### Data excerpts
◇ ◇ ◇

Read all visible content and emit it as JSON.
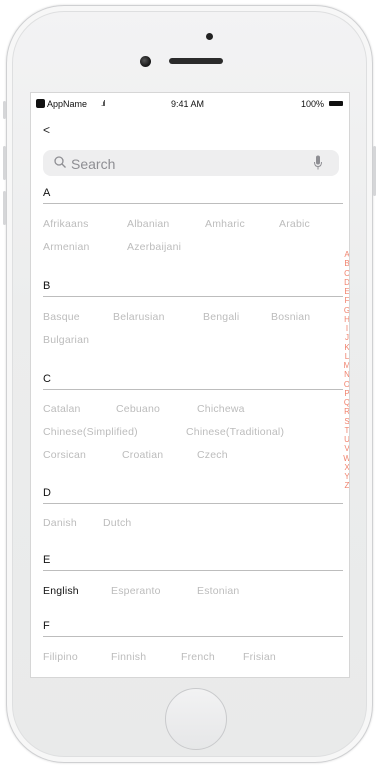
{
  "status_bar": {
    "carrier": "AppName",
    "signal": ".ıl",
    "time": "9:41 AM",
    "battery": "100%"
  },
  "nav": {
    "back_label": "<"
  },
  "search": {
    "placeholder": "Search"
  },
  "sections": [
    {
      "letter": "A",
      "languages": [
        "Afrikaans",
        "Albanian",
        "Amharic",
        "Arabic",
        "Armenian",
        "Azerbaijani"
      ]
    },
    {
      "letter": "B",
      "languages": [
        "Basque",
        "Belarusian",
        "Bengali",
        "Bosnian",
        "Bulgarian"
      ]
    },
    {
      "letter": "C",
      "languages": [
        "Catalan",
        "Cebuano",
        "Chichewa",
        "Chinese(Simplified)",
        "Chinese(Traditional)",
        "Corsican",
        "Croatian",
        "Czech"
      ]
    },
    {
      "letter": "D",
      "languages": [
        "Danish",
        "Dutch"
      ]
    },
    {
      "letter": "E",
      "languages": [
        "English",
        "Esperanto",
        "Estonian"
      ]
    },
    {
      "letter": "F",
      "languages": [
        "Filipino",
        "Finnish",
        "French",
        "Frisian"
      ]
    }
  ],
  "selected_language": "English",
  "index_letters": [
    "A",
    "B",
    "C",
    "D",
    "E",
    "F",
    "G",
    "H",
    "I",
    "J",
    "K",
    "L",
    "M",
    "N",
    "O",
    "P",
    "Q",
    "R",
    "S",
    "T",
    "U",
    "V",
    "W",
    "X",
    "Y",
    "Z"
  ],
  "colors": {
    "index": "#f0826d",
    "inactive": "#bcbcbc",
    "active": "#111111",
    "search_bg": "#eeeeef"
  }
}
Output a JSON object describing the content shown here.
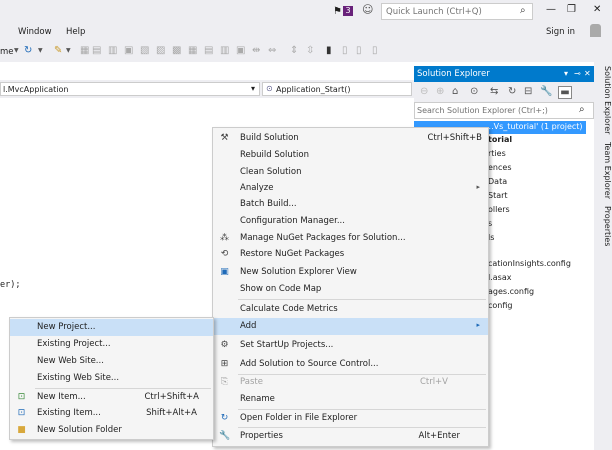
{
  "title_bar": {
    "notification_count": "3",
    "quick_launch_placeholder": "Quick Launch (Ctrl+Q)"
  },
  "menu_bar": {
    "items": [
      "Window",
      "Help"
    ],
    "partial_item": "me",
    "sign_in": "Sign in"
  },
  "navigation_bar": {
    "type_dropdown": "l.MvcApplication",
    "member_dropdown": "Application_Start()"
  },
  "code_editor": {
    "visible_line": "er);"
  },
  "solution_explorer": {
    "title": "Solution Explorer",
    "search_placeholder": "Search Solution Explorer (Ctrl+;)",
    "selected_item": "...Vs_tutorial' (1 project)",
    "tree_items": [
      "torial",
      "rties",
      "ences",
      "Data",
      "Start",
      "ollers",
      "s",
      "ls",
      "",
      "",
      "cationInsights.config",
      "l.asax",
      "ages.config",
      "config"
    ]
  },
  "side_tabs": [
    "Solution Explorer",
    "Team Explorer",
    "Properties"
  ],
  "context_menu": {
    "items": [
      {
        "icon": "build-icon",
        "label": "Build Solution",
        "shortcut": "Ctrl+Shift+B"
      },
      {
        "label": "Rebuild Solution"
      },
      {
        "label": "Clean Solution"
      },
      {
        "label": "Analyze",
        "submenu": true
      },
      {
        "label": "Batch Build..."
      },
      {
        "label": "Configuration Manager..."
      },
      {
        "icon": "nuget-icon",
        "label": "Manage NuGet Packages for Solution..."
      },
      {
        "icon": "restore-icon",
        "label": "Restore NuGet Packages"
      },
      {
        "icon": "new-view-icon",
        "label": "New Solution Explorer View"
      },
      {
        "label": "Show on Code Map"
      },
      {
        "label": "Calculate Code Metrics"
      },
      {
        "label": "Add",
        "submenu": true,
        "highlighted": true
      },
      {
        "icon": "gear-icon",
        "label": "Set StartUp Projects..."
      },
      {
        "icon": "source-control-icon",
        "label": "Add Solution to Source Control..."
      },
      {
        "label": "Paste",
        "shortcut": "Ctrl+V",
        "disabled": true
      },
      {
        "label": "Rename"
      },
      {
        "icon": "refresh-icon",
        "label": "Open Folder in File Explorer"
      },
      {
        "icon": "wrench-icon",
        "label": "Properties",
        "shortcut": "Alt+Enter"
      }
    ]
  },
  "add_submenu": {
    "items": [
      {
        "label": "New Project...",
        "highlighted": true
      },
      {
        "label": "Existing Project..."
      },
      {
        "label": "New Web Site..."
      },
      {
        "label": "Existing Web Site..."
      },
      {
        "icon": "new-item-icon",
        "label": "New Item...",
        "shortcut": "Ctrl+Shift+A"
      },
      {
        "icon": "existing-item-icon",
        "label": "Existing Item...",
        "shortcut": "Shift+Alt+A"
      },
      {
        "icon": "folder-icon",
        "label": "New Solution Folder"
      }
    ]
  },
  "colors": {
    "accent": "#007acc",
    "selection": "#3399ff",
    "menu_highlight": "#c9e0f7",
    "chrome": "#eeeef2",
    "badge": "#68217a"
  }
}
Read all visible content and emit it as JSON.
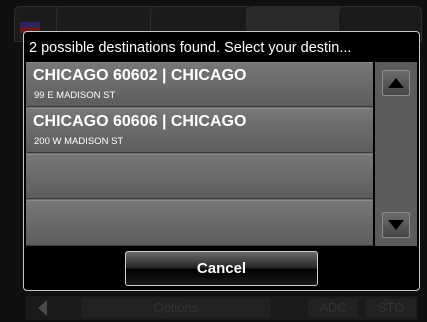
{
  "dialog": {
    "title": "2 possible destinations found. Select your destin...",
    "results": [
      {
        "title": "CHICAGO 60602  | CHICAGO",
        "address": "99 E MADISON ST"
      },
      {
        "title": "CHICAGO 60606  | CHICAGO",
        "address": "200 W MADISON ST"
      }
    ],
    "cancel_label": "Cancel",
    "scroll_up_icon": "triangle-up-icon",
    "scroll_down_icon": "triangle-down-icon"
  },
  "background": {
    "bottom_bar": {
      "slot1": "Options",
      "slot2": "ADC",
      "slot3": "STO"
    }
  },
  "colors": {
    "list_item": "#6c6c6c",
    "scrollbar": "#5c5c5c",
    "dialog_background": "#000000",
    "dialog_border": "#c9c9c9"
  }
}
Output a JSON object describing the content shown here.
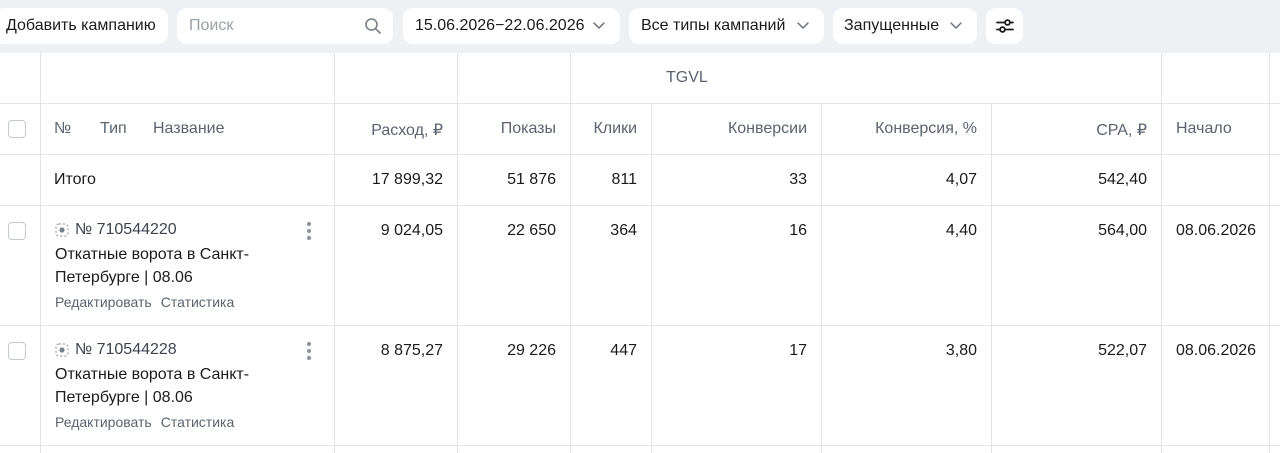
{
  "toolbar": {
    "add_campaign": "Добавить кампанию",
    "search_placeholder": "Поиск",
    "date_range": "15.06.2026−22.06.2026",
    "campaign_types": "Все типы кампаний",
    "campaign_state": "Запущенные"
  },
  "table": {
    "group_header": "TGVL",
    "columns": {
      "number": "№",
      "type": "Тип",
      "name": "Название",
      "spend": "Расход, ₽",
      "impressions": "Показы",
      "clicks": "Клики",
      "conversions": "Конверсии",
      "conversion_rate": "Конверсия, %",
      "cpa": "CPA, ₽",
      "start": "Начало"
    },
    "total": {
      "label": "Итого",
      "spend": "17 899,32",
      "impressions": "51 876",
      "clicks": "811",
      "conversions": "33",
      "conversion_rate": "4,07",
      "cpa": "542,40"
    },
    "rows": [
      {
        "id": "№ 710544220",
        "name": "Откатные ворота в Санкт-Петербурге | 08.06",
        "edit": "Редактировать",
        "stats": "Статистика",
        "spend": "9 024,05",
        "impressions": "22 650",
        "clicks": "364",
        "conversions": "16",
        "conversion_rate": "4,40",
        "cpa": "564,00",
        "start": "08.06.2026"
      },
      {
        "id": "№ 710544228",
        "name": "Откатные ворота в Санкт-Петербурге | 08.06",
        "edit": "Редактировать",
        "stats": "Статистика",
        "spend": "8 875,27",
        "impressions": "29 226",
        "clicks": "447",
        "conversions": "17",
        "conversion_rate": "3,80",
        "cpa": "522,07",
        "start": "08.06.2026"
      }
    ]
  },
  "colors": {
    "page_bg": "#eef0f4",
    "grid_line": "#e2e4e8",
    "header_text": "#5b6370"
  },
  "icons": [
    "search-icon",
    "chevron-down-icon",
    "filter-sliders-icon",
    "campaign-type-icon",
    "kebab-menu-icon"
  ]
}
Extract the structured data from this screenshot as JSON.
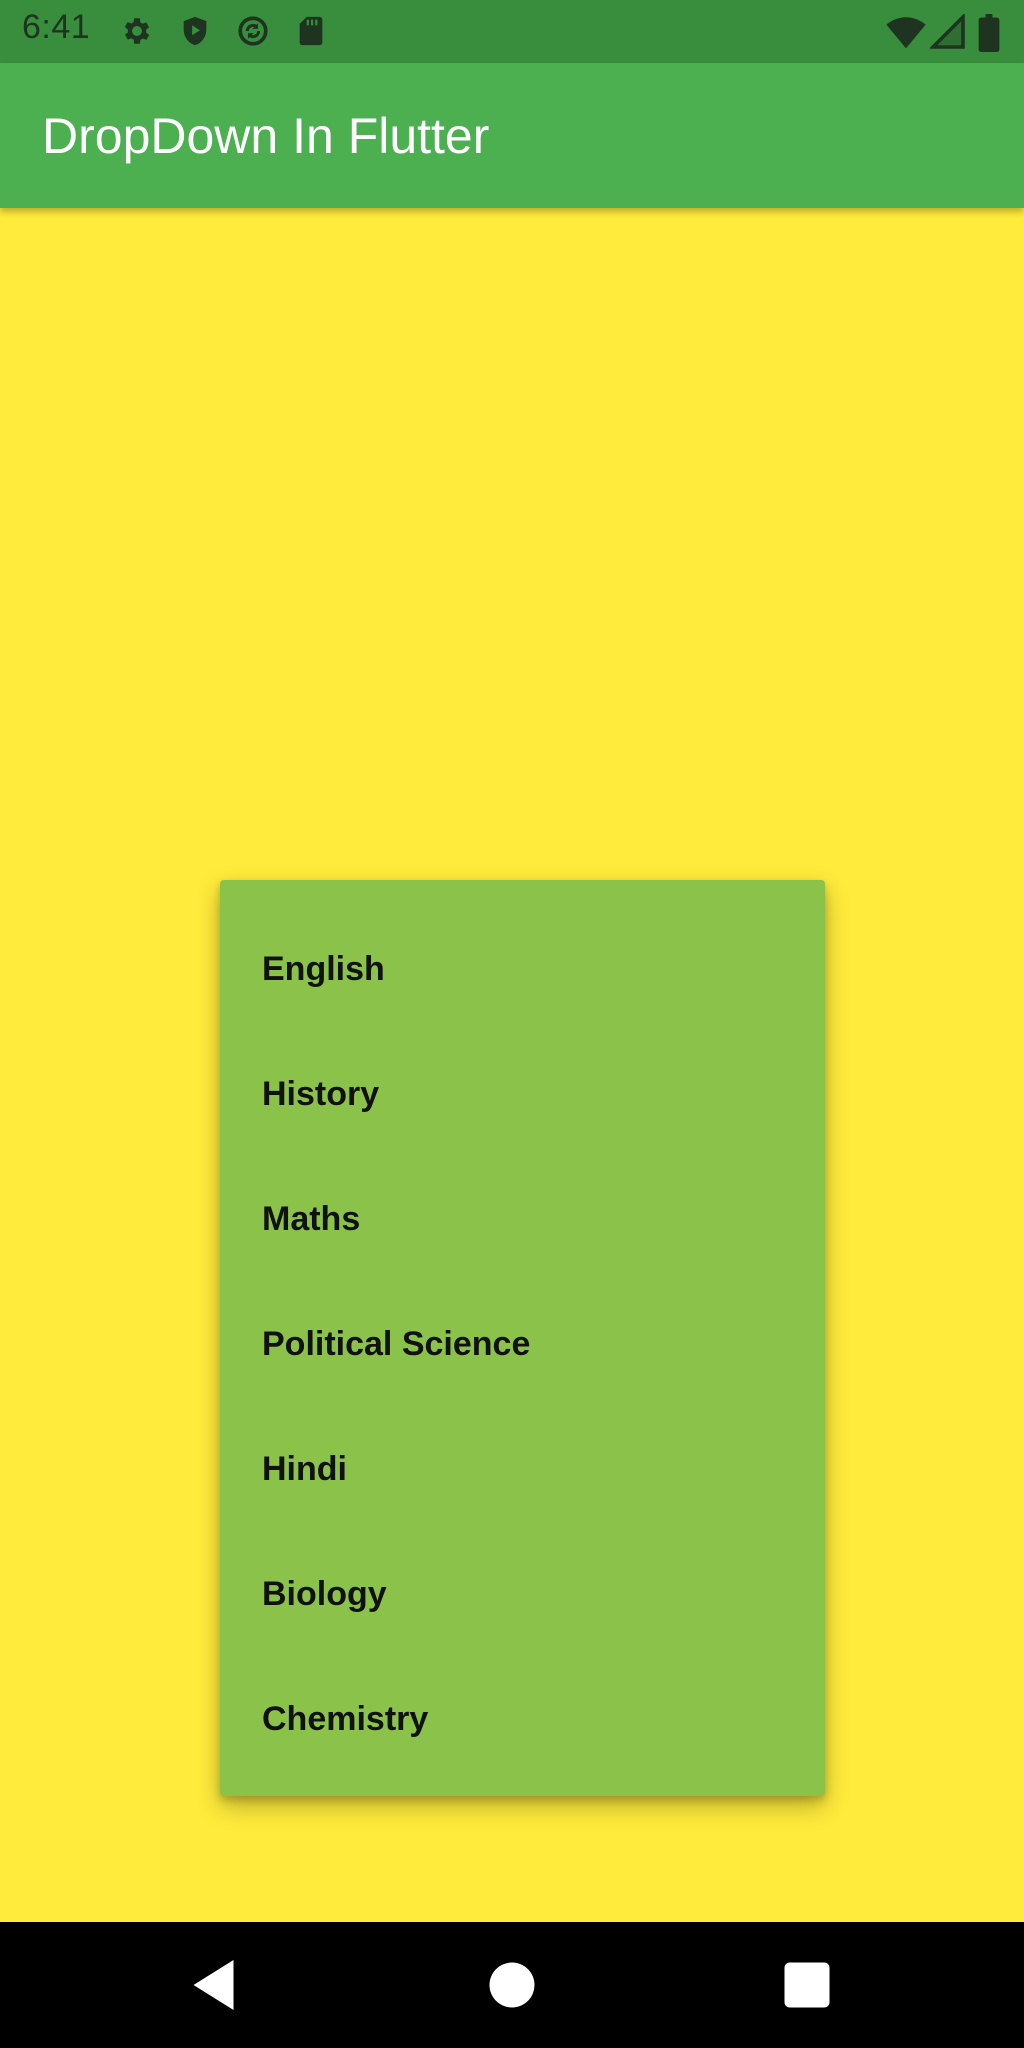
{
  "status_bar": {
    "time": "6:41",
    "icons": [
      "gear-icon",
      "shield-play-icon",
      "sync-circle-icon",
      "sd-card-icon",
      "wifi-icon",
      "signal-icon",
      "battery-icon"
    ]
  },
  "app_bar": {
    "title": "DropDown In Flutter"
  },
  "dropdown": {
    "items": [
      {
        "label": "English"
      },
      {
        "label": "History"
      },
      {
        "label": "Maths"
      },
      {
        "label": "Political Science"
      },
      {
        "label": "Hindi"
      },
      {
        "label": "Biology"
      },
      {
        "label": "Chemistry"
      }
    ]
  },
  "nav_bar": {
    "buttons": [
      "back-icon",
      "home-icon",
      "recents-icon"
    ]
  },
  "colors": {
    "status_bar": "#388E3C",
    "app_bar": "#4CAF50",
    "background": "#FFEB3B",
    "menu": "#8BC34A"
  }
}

◇ ◇ ◇

### Aim of the exercise
From the entries above, list each line with "triangle" in it.

### Exercise solution
    "scroll_up_icon": "triangle-up-icon",
    "scroll_down_icon": "triangle-down-icon"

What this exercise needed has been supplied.